:: WRITTEN INSTRUCTION ::
Copy each line that contains the string "image".
#### DATASET EXCERPTS
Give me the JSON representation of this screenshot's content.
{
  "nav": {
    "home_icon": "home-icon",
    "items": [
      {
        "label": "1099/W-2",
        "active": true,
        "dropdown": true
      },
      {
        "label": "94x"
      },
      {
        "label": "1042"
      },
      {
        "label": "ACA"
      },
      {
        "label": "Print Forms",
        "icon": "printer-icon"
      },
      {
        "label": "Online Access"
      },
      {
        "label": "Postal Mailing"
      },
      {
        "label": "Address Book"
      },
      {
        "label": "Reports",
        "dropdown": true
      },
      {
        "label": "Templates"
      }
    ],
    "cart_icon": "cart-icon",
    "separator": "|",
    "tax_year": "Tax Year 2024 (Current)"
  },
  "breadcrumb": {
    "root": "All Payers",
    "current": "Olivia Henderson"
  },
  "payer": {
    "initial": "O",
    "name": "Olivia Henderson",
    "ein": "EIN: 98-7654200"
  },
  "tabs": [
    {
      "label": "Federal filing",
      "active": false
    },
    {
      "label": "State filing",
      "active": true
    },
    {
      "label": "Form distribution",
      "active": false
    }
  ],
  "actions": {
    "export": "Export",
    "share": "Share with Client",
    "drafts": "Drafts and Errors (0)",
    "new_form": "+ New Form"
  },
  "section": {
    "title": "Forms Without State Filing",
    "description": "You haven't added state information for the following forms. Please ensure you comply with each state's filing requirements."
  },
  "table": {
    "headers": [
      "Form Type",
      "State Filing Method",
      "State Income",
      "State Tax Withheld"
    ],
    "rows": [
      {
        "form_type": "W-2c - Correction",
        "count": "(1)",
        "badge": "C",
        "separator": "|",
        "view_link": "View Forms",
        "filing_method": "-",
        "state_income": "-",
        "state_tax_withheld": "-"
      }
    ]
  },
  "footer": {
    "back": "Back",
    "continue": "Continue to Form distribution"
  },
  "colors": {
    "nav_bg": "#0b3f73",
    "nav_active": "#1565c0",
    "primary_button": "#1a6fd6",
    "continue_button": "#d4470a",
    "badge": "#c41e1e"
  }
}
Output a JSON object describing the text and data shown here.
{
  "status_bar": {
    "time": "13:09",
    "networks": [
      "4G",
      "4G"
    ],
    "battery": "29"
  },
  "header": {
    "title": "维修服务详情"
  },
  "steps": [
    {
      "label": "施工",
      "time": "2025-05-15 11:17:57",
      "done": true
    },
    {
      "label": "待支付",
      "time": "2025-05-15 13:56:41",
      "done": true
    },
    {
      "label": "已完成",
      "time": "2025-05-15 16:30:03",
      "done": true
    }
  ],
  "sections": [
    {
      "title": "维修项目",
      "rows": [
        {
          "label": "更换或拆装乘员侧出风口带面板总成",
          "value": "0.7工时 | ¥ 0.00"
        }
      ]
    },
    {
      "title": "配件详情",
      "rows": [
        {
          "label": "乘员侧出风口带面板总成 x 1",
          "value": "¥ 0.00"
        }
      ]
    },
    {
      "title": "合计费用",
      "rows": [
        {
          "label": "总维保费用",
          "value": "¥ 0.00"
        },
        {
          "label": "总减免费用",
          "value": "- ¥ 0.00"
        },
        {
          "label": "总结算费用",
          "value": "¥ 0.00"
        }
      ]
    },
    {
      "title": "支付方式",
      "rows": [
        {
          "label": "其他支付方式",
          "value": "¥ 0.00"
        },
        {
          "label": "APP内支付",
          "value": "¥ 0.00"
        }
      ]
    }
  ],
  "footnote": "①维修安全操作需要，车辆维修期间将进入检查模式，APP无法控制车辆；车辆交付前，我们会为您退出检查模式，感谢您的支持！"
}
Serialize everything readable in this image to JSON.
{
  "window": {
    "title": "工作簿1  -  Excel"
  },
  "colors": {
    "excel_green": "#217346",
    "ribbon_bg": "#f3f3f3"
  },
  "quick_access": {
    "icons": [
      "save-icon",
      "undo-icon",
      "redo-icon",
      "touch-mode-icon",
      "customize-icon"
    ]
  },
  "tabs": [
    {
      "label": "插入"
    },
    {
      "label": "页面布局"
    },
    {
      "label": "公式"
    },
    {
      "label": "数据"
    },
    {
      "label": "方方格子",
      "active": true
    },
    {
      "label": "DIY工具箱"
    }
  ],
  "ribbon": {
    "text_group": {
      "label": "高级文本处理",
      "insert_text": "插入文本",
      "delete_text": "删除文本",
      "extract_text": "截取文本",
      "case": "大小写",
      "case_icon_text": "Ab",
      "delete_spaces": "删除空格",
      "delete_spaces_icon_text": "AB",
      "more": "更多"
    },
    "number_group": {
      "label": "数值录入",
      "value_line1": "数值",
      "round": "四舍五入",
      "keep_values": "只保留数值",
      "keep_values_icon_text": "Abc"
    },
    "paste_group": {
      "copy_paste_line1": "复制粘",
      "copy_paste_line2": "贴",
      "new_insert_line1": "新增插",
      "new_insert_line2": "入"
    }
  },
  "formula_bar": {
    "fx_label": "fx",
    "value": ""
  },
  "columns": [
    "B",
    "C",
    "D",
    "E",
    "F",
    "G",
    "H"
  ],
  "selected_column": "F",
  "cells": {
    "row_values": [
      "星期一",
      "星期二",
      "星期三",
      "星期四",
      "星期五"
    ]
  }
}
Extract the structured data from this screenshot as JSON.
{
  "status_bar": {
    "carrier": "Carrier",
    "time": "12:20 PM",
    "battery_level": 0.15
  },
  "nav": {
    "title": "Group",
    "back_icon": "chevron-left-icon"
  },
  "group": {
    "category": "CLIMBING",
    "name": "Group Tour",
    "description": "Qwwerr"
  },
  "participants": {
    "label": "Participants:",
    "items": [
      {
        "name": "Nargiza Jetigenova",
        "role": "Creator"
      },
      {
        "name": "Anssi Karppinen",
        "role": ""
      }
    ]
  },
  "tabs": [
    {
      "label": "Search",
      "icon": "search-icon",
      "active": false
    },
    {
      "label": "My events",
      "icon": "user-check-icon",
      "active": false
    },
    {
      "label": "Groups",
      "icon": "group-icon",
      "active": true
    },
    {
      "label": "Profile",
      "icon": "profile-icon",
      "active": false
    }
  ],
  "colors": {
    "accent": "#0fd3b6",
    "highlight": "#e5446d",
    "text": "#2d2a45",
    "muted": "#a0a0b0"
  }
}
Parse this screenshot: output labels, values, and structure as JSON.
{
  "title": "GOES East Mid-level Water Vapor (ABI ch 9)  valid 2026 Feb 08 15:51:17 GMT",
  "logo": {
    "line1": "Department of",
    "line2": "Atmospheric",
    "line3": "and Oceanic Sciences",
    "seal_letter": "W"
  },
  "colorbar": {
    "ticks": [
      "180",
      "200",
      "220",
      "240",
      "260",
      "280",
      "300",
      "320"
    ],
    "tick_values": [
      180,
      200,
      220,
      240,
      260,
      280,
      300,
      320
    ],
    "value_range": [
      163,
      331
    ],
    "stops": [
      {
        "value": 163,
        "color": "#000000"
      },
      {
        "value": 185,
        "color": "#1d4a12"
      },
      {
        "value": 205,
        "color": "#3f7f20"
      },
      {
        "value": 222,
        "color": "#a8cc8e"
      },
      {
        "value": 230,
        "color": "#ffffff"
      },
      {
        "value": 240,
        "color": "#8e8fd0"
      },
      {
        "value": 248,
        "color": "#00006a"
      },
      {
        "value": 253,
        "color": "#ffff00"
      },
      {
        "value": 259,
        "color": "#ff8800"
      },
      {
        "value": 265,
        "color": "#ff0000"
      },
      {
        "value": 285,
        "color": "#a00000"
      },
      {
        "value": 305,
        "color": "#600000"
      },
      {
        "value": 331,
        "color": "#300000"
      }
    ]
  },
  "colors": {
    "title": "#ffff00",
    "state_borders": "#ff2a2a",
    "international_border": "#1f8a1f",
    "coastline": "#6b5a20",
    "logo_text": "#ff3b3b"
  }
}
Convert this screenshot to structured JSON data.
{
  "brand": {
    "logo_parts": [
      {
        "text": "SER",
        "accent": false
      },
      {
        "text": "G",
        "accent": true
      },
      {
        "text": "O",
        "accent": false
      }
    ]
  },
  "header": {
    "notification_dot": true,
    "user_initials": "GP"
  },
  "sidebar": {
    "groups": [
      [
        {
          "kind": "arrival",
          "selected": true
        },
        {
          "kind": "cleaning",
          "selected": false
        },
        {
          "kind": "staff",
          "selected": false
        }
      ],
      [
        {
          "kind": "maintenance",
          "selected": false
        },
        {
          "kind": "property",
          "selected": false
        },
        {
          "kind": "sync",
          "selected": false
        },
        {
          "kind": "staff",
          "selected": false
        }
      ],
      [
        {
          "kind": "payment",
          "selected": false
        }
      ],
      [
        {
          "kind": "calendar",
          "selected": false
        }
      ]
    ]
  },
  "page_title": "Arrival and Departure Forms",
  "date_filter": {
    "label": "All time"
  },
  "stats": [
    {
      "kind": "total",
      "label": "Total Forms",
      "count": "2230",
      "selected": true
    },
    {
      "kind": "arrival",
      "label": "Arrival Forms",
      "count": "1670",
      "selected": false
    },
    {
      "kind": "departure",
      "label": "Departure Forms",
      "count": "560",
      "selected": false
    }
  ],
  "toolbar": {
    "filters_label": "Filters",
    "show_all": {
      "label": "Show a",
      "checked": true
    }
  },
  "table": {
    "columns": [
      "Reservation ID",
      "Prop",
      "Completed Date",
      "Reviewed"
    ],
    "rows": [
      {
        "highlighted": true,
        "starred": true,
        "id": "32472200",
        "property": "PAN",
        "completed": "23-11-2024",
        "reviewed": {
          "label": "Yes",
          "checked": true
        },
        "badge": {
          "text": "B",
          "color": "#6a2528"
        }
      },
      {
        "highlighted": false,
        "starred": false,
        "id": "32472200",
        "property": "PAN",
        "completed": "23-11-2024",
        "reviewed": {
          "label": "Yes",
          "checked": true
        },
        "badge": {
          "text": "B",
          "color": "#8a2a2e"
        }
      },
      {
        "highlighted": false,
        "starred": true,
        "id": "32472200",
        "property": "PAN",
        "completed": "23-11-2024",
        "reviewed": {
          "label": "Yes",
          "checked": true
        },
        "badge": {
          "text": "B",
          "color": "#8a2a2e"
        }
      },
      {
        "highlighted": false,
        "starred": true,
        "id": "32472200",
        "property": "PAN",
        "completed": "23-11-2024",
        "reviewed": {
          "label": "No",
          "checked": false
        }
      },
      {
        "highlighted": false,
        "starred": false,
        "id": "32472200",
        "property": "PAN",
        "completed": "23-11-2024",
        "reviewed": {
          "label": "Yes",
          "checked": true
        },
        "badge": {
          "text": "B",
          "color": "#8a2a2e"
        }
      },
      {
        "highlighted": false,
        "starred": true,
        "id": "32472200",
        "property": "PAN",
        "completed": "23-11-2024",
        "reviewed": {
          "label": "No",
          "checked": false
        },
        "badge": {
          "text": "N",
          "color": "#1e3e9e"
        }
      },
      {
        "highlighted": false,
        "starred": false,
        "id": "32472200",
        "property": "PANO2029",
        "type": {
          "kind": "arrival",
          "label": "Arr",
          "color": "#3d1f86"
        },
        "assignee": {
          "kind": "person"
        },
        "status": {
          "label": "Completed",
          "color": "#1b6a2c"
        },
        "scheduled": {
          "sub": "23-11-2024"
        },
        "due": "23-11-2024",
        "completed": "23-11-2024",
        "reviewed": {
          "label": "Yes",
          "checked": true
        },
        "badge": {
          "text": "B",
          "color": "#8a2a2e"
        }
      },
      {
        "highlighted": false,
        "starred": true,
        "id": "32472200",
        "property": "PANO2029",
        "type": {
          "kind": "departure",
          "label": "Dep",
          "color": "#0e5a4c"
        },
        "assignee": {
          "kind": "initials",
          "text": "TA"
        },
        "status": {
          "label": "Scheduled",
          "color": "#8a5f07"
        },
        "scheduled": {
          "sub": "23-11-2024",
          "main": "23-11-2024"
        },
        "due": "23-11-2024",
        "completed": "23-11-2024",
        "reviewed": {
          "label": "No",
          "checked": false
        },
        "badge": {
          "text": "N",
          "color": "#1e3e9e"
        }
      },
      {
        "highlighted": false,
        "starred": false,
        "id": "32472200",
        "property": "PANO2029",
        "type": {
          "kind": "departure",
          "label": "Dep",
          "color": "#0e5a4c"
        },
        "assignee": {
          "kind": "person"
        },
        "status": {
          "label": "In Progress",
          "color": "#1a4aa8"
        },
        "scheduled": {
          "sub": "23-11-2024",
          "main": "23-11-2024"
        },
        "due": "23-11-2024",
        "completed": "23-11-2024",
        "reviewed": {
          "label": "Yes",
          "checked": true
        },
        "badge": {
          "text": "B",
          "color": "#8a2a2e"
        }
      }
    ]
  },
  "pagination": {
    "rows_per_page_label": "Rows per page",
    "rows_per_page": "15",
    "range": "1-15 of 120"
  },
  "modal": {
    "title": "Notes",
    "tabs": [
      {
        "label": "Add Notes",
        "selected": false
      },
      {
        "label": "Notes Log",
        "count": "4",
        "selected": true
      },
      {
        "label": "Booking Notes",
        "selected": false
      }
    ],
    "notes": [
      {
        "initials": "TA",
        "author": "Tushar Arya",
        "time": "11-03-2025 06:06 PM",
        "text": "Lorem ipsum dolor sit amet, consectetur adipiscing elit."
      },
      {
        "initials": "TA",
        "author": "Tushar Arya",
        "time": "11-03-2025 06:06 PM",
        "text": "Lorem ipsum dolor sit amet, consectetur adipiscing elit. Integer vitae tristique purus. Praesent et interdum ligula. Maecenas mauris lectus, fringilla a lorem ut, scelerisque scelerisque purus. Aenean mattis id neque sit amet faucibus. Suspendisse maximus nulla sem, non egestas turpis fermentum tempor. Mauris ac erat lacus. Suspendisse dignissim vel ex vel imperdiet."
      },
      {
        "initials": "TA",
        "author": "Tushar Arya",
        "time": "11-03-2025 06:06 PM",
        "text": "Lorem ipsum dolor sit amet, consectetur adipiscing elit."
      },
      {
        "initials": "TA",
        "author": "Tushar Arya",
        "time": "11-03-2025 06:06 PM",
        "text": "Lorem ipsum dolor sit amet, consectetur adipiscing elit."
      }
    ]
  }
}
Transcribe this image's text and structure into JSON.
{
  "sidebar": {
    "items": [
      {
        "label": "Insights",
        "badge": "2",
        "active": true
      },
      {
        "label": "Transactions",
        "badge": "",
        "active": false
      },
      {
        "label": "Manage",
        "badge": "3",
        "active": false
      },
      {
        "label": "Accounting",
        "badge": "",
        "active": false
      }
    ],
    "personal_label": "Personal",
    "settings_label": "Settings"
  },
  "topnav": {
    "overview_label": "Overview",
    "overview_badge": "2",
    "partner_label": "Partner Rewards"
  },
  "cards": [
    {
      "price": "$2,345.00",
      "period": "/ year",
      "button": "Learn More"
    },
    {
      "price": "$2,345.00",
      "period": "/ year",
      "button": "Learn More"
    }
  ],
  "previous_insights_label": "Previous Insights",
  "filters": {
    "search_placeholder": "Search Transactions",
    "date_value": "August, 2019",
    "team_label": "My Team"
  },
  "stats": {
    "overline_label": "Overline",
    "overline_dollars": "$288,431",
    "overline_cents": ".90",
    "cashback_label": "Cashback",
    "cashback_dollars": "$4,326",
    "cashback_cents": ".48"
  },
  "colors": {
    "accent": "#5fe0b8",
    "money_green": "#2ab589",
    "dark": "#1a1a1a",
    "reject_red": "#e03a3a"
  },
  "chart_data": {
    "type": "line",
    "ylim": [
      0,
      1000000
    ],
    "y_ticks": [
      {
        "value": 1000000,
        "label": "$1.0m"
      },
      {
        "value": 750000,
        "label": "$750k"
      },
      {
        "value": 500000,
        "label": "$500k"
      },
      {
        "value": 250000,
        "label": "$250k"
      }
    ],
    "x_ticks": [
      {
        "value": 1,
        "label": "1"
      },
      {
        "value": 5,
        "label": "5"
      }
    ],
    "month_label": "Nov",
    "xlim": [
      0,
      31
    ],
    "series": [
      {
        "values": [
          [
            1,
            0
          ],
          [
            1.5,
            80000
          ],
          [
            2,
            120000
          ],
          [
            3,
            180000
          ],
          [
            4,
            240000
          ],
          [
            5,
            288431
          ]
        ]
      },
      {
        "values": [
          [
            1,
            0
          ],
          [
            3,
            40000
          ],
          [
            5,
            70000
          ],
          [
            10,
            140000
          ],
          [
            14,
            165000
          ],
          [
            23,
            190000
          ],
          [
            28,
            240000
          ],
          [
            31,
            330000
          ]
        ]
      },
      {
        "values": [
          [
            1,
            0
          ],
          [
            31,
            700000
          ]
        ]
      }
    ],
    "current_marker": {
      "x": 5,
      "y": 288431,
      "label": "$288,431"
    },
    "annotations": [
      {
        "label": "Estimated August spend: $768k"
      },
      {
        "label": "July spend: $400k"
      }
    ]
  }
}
########
:: WRITTEN RESPONSE ::
Serialize everything readable in this image to JSON.
Transcribe this image's text and structure into JSON.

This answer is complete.